_WHAT IS NEEDED:_
Update the data from the line that contains "46, 390, 70]" through the line that contains "524, 48, 534]" by changing "colorbar-label" to "colorbar-tick". Return only those lines, with everything else unchanged.

_ENTRIES SHOWN:_
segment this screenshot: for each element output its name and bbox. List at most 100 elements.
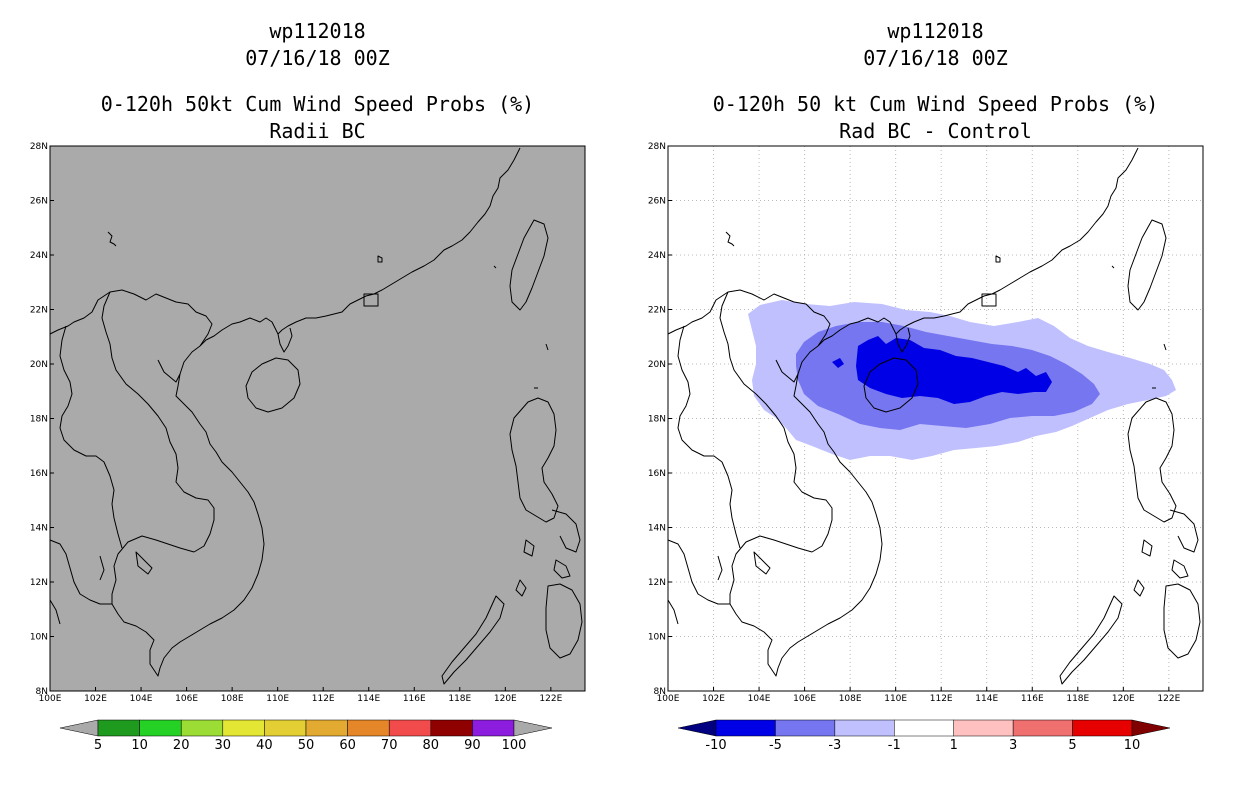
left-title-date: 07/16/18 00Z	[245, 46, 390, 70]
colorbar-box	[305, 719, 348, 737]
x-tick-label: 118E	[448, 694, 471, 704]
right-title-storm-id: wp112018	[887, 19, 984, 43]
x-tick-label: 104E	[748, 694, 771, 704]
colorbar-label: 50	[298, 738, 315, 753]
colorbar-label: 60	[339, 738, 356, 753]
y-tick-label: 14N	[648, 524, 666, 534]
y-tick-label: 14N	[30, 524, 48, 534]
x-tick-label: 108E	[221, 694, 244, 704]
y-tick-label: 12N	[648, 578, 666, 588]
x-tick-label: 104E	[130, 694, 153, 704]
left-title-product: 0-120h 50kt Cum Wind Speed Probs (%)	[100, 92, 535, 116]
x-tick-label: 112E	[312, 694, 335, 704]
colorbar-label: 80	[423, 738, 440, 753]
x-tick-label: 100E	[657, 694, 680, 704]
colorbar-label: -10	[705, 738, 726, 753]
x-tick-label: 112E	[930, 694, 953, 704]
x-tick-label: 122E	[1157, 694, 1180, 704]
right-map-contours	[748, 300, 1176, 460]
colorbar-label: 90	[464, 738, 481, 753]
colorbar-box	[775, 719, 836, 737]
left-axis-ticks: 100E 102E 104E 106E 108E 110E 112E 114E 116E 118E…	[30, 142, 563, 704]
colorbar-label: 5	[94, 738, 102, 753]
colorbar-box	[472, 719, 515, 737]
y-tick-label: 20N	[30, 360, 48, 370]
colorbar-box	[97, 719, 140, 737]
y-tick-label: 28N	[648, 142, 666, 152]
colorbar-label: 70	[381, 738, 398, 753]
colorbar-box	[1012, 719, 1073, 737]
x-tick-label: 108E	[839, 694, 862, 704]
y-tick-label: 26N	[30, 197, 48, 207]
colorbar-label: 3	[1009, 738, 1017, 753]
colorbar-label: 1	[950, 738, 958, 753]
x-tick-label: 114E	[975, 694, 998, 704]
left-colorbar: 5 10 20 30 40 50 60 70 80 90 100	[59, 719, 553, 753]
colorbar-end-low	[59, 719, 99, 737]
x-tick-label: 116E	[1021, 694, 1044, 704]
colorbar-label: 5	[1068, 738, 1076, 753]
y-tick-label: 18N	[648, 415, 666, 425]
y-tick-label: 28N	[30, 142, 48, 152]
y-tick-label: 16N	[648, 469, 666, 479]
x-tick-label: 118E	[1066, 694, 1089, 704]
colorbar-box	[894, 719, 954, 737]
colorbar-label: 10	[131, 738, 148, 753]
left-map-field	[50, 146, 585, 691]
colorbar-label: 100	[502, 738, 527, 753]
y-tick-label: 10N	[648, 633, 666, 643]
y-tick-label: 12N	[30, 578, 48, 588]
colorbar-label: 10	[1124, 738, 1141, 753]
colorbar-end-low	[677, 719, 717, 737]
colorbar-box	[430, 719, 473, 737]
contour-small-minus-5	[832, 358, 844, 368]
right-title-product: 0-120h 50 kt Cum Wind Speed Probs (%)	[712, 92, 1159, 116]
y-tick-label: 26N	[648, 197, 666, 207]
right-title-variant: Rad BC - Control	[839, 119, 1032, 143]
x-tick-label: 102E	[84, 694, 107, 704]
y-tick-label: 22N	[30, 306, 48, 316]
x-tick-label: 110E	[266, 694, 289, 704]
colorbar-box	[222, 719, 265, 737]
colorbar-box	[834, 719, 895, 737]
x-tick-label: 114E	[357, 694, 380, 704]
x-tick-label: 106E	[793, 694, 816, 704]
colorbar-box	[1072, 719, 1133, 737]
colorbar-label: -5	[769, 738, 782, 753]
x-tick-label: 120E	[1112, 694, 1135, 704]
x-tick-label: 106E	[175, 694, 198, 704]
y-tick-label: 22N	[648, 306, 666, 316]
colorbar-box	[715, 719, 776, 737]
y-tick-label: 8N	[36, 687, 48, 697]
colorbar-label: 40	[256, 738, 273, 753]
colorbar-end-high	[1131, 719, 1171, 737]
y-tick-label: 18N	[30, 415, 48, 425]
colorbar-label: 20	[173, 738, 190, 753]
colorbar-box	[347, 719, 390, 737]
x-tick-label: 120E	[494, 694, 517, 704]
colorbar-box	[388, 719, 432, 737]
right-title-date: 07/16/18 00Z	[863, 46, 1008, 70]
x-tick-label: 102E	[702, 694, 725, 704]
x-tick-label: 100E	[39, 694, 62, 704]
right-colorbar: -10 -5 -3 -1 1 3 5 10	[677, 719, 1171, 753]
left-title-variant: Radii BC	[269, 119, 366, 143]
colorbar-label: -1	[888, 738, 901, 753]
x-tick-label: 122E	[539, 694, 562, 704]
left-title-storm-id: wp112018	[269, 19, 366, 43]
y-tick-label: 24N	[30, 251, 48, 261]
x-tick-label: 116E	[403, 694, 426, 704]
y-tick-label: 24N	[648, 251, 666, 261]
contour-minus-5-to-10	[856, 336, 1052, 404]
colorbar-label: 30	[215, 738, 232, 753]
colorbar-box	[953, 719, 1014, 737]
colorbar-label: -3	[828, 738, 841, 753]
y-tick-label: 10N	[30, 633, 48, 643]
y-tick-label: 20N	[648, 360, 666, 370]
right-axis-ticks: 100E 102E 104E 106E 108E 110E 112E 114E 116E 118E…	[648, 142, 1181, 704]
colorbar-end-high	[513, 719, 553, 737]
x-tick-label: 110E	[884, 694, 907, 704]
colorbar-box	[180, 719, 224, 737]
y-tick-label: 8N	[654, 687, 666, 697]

* * *

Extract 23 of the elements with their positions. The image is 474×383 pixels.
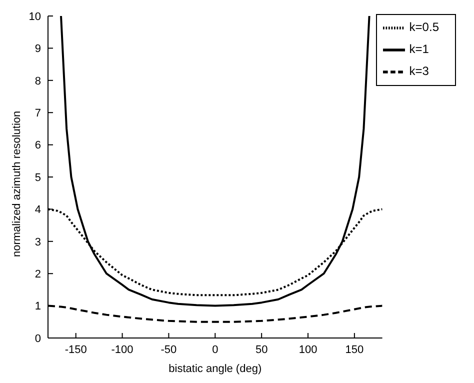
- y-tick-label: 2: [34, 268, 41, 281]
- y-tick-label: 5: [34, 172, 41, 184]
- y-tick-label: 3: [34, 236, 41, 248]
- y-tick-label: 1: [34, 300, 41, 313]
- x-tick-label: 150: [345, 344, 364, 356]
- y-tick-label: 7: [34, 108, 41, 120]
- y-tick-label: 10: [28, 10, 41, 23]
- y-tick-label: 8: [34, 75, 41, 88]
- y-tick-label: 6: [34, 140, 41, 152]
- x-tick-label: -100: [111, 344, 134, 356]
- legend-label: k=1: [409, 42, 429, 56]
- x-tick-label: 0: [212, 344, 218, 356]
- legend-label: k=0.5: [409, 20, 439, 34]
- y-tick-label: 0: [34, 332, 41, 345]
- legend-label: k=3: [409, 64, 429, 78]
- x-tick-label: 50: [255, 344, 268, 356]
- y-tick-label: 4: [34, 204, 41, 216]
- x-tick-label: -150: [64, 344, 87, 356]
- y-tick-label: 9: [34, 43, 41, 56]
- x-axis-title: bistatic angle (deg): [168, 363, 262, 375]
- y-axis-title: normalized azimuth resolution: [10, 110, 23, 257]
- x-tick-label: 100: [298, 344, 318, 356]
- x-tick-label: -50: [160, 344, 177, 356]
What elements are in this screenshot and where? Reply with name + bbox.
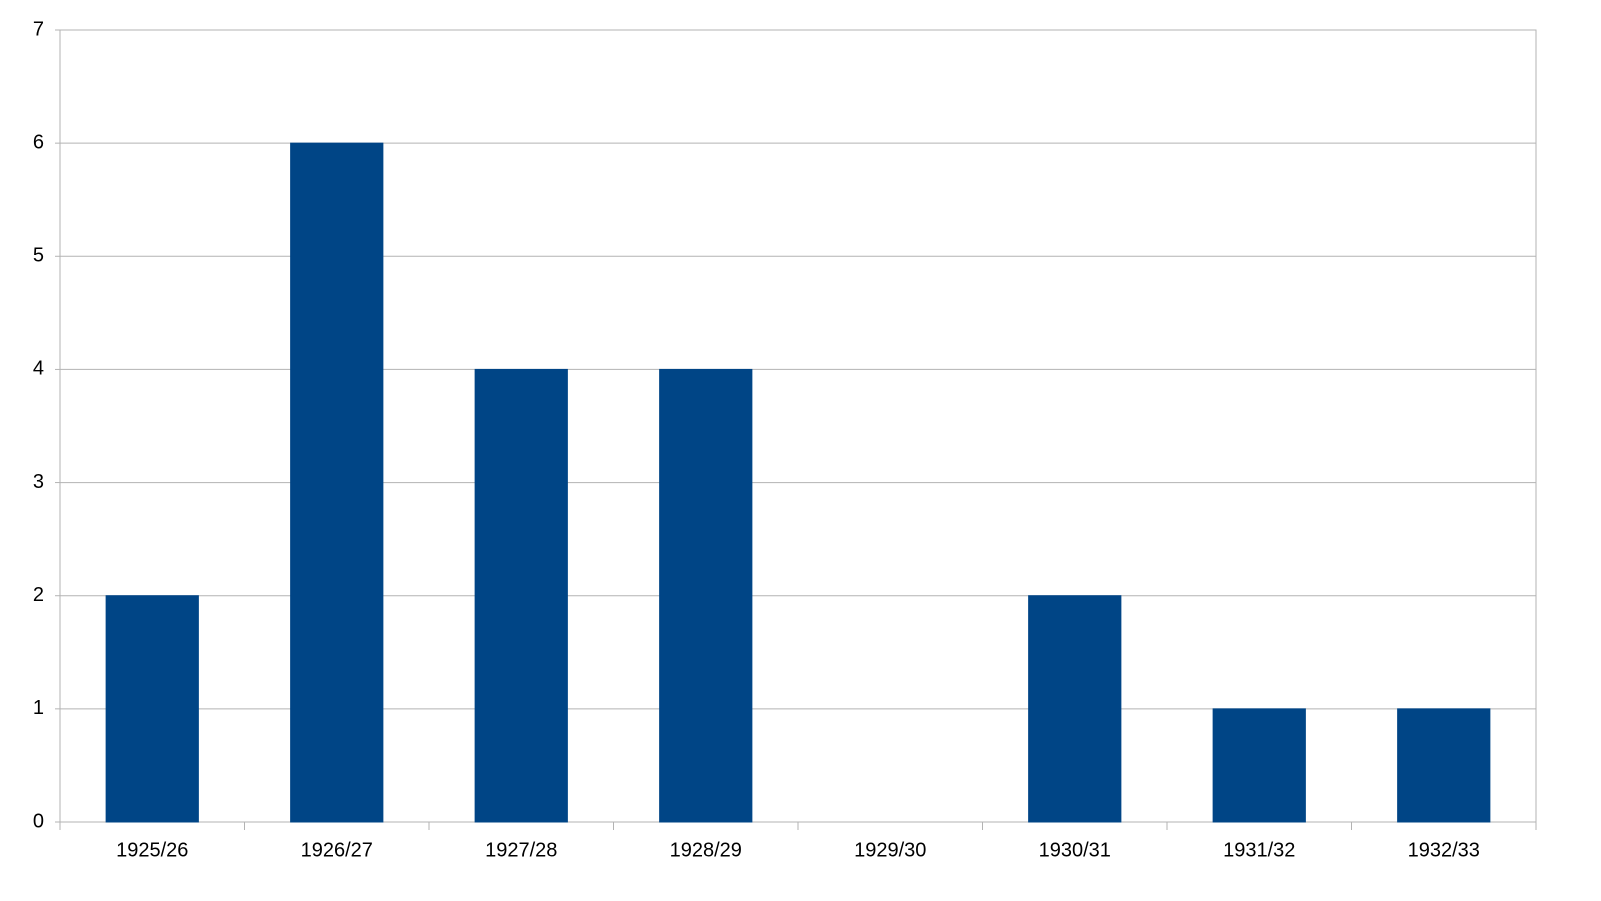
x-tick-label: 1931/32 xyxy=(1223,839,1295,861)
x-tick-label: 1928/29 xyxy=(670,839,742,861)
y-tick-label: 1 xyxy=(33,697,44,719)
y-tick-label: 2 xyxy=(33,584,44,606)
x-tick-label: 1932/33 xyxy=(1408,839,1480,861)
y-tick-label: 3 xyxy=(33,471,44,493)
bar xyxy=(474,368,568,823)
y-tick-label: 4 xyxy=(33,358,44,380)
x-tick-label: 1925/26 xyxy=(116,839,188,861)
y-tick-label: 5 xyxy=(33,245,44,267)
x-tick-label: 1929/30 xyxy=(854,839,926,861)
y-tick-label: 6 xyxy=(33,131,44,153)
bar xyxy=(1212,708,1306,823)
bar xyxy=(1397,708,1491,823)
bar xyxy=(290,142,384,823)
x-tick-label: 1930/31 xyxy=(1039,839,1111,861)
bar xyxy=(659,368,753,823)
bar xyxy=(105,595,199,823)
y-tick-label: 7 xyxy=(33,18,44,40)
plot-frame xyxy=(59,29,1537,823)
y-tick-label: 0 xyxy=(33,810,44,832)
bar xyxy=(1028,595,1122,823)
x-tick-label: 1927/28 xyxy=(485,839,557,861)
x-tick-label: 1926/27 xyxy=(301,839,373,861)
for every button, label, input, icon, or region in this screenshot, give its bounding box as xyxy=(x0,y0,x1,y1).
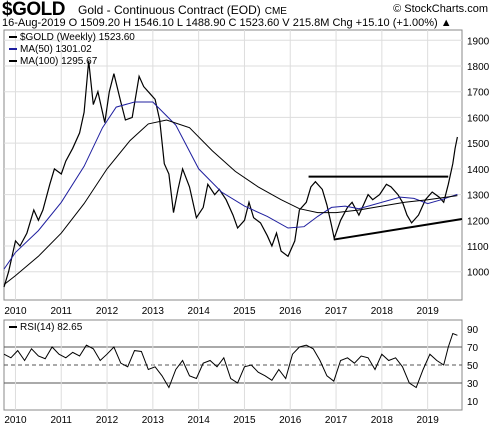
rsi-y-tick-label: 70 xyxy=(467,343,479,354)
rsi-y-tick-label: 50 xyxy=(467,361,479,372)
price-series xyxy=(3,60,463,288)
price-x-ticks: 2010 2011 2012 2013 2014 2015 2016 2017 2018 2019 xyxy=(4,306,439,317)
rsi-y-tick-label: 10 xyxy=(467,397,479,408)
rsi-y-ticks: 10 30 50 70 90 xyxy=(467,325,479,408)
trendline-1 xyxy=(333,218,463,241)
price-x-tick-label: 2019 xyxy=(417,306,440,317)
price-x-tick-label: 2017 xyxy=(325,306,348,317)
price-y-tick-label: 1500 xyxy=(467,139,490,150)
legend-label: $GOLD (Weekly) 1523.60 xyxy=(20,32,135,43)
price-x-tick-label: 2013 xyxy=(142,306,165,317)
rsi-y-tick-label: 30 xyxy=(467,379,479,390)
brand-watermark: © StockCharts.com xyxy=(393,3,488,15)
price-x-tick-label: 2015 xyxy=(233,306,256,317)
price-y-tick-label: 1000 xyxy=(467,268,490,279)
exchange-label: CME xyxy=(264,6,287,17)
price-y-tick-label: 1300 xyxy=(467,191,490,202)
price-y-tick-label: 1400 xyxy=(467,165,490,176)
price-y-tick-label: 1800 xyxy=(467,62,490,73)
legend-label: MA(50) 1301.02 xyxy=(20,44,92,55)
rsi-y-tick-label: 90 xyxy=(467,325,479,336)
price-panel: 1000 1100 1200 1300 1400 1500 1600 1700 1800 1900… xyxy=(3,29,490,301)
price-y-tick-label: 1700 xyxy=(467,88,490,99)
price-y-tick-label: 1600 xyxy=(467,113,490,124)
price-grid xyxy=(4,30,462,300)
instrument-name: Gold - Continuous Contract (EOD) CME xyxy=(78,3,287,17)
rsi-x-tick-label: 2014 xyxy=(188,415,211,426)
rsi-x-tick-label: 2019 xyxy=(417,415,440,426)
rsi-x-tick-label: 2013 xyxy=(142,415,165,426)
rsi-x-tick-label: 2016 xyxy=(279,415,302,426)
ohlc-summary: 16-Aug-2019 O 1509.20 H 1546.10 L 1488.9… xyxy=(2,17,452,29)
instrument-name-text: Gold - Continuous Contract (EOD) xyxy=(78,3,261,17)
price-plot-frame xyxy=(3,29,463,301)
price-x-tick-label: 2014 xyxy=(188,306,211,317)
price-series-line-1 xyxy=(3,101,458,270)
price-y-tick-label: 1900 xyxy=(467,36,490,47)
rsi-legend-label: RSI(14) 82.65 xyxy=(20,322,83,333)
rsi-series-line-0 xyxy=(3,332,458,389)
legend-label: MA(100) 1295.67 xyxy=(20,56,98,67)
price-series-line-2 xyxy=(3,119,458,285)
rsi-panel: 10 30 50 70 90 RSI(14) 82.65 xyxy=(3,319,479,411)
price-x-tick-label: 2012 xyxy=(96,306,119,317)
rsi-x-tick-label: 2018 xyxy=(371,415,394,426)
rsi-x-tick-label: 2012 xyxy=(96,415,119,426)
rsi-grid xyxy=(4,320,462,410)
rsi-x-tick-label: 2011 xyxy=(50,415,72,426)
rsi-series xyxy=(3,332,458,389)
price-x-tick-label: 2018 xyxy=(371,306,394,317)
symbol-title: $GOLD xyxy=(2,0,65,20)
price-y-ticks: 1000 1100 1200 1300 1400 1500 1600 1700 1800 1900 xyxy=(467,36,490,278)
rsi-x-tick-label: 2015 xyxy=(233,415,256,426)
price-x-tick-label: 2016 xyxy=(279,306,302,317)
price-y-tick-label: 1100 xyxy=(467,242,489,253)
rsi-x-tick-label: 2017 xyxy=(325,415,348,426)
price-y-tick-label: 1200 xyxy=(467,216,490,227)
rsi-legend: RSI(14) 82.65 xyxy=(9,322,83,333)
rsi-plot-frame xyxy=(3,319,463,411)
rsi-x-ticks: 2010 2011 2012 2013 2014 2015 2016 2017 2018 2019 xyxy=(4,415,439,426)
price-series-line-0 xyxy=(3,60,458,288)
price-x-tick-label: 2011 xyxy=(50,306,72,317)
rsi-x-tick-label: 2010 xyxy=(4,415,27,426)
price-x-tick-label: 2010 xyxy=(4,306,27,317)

* * *

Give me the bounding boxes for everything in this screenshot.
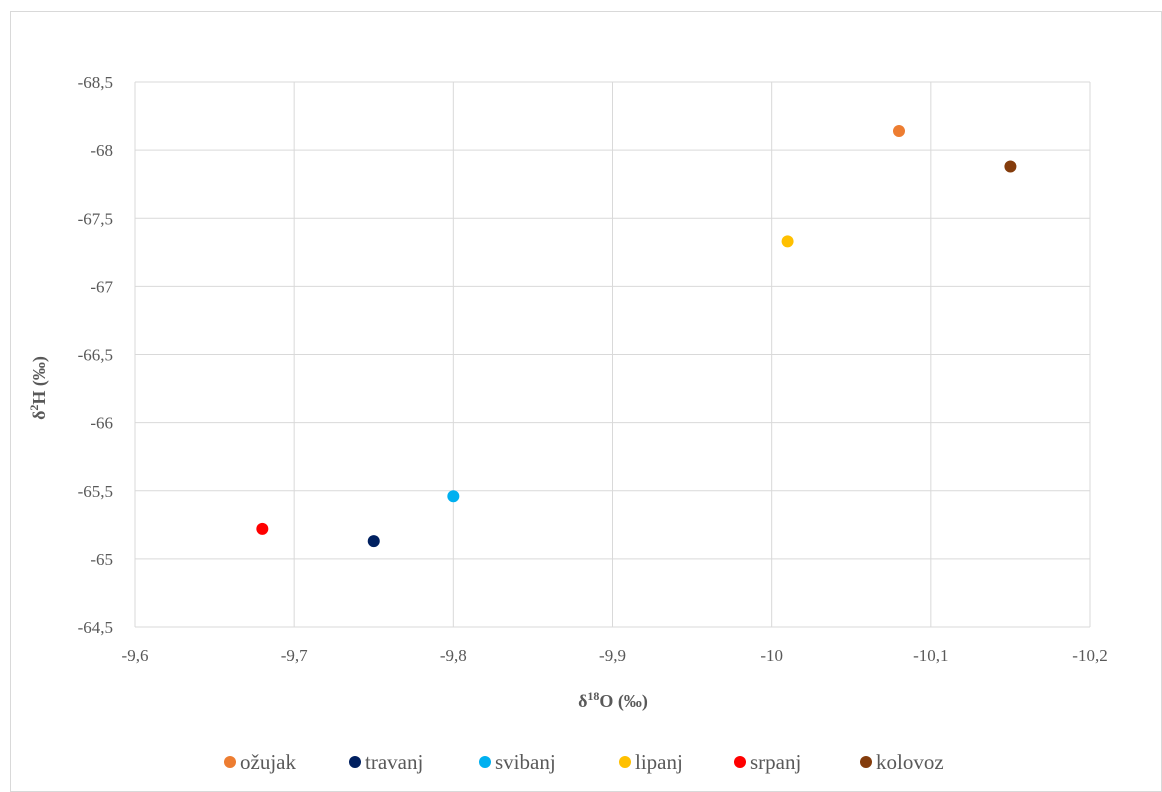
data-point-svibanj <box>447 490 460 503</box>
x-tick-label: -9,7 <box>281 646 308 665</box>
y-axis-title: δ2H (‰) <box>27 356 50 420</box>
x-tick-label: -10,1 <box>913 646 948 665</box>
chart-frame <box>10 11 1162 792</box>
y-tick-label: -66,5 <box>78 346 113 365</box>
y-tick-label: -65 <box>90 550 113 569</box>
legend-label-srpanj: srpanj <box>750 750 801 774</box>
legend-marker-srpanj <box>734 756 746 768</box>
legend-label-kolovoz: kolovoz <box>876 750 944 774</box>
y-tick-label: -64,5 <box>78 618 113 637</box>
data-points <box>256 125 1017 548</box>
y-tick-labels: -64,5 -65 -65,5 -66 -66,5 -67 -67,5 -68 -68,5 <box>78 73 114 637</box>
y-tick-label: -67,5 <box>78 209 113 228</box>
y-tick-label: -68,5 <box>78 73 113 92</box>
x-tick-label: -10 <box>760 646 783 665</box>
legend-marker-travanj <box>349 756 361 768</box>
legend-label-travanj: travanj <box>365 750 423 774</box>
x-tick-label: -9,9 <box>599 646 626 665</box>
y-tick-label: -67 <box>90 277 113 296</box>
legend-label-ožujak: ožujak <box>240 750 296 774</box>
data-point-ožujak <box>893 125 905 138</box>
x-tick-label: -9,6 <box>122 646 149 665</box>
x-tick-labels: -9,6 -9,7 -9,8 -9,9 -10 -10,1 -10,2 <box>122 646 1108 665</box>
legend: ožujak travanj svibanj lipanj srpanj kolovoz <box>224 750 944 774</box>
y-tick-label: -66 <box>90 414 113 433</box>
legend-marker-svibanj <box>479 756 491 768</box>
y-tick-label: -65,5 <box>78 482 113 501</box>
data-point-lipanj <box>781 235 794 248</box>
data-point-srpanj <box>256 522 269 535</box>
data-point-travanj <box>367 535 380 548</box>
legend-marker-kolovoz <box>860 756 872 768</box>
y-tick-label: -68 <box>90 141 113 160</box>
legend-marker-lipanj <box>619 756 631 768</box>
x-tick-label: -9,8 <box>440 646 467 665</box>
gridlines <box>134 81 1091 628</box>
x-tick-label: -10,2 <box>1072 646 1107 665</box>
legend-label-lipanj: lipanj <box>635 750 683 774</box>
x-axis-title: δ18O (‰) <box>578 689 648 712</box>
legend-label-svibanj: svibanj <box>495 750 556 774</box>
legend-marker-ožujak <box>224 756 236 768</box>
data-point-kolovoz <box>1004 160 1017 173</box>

_FULL SOLUTION:_
left-title-date: 07/16/18 00Z	[245, 46, 390, 70]
colorbar-box	[305, 719, 348, 737]
x-tick-label: 118E	[448, 694, 471, 704]
right-title-storm-id: wp112018	[887, 19, 984, 43]
x-tick-label: 104E	[748, 694, 771, 704]
colorbar-tick: 50	[298, 738, 315, 753]
colorbar-tick: 60	[339, 738, 356, 753]
y-tick-label: 14N	[648, 524, 666, 534]
y-tick-label: 14N	[30, 524, 48, 534]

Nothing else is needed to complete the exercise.